── AVAILABLE RECORDS
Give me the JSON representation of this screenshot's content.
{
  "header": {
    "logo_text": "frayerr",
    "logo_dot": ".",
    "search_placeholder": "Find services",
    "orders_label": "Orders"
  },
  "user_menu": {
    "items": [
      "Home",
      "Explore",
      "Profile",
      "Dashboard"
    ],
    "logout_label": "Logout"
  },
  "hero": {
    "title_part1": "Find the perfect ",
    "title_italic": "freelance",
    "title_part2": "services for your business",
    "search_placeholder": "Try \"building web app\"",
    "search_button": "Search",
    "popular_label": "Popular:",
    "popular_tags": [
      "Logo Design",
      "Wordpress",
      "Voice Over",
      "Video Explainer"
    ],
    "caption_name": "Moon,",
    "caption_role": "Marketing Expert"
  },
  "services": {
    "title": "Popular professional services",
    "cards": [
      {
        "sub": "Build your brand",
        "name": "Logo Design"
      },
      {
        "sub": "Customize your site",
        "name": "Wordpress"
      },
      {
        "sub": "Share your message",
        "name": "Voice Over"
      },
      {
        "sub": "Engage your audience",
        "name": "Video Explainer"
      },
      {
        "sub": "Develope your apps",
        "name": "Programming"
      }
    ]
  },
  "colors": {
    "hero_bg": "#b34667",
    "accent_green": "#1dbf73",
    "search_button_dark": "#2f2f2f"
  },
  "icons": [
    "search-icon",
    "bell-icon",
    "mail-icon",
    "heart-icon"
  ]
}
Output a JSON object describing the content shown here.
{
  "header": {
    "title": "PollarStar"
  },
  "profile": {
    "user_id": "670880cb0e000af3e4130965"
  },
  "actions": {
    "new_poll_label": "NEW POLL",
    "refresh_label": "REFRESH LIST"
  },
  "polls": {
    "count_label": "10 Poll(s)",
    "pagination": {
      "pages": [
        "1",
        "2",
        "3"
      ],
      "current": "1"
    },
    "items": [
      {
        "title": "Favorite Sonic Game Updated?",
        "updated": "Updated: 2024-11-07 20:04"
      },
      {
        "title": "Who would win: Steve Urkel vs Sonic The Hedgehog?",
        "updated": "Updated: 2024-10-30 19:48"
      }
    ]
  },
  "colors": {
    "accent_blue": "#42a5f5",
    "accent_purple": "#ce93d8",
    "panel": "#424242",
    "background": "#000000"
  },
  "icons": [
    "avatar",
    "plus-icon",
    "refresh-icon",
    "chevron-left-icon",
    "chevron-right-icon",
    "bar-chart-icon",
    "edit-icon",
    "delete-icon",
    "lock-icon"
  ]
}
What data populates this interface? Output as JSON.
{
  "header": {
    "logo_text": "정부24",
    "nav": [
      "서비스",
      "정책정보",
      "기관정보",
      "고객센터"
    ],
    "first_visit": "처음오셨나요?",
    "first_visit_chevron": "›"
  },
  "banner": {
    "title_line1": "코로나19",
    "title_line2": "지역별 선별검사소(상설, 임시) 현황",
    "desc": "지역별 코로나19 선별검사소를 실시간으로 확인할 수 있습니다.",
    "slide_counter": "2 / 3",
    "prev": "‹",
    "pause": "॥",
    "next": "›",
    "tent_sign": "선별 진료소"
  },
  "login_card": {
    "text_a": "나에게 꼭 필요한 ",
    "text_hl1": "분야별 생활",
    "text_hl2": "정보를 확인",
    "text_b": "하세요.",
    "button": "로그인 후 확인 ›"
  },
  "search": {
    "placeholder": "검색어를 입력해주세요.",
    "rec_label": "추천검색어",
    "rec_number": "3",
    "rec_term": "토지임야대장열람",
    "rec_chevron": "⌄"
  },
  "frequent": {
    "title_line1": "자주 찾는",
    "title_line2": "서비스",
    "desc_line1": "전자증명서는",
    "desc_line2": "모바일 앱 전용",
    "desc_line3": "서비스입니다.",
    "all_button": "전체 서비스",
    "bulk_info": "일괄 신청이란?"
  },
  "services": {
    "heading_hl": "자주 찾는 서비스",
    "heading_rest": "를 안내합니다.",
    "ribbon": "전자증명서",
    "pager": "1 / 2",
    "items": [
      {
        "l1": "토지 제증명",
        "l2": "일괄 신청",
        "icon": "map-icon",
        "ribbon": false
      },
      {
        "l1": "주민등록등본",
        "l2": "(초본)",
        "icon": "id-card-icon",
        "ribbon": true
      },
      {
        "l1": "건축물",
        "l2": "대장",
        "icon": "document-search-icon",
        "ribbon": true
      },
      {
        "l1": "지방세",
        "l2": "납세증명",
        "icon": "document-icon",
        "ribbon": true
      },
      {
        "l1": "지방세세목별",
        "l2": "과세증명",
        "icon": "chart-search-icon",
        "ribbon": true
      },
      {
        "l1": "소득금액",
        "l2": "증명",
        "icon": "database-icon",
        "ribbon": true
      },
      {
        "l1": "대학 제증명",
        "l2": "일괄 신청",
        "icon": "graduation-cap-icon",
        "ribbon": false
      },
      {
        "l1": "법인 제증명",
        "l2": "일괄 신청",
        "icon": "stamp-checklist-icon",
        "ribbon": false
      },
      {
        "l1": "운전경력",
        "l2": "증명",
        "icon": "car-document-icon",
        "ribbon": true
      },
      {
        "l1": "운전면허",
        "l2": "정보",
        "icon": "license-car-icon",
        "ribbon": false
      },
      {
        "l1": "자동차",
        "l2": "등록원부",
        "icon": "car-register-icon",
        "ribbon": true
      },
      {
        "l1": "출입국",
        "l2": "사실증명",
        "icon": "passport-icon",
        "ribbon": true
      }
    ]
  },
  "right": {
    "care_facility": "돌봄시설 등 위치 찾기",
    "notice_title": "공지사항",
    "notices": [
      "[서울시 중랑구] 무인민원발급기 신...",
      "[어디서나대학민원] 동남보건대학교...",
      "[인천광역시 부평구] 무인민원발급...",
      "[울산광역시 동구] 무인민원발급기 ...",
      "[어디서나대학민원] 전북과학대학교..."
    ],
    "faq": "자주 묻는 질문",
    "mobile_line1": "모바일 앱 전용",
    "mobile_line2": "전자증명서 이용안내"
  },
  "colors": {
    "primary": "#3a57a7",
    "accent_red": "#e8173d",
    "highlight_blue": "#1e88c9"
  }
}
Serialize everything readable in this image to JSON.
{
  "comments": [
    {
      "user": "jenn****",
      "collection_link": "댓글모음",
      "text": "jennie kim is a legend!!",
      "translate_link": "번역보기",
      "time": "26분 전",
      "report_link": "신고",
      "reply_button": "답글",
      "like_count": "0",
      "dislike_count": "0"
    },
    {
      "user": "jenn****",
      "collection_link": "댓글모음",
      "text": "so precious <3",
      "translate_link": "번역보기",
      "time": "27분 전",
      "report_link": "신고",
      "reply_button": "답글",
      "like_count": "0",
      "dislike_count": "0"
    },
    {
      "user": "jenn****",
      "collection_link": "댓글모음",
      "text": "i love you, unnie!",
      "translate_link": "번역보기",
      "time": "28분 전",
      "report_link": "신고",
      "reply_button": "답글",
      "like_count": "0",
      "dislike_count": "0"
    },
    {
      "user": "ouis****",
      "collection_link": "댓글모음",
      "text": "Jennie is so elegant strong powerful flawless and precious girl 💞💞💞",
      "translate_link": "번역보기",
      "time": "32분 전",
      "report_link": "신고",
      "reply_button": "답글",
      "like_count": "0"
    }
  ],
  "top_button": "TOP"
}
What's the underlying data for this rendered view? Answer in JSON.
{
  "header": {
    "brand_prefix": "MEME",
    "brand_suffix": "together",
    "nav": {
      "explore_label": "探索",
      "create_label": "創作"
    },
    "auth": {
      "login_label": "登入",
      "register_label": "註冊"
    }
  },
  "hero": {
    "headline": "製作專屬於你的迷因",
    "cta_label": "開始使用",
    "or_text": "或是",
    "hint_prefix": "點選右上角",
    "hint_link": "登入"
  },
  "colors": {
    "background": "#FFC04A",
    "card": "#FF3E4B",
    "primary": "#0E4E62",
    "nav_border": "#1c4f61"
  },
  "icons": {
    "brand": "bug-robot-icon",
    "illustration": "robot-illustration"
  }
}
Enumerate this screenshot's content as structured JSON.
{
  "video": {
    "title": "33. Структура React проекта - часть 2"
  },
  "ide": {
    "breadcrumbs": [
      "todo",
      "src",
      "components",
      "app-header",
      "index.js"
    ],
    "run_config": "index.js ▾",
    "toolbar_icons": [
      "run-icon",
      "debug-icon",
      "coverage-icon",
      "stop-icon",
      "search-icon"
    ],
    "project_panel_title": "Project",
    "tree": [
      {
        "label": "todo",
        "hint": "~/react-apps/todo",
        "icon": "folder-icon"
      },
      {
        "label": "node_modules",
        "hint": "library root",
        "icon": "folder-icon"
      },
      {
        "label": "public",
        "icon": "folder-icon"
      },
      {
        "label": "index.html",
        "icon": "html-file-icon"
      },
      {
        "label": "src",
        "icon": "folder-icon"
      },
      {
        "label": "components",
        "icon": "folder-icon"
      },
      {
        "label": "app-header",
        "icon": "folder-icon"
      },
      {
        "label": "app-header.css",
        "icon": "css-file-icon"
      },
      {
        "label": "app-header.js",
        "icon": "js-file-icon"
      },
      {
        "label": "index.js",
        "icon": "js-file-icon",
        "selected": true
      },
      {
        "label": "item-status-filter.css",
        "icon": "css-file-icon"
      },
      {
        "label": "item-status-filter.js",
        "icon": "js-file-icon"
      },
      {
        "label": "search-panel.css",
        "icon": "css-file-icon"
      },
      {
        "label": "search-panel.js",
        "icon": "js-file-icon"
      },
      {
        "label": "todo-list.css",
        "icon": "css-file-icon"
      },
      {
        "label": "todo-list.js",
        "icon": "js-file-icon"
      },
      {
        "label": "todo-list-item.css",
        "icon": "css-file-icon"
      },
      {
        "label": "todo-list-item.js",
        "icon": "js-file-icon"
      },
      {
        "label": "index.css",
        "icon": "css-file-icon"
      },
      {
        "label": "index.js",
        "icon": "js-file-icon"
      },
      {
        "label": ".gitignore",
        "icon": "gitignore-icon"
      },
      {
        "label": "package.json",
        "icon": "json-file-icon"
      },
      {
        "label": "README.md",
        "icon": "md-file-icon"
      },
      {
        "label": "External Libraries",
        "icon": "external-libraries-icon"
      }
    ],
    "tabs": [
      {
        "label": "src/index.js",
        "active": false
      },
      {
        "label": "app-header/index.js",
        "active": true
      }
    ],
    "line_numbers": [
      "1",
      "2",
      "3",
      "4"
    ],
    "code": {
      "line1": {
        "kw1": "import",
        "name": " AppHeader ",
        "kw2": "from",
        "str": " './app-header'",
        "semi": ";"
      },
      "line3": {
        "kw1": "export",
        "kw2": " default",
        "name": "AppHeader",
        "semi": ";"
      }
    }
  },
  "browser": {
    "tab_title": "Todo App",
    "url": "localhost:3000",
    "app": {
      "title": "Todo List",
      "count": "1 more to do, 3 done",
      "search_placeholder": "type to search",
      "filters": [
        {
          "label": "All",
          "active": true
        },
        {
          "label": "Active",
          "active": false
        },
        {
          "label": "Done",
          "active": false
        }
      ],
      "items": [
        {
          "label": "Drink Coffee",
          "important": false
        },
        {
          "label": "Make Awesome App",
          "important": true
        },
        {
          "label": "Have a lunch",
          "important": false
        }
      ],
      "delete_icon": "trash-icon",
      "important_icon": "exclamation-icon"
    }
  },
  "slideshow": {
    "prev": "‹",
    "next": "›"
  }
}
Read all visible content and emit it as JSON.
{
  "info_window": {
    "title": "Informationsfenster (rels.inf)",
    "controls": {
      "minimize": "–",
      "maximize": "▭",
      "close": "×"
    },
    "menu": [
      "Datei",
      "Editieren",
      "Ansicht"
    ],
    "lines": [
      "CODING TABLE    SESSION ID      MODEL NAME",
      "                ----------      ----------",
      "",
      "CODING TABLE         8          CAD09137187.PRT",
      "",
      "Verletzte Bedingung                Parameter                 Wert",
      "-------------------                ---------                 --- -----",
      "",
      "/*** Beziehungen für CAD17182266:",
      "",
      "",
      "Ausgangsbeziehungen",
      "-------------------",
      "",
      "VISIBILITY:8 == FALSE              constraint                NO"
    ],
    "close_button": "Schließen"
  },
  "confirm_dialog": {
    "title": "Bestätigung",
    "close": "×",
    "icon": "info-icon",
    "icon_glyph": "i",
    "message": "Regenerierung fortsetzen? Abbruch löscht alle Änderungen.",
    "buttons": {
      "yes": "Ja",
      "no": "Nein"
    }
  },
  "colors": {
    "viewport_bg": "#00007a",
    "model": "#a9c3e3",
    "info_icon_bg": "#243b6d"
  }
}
────
* AIM *
Point out every line holding the string "background" and copy it.

* TASK ANSWER *
    "background": "#000000"
    "background": "#FFC04A",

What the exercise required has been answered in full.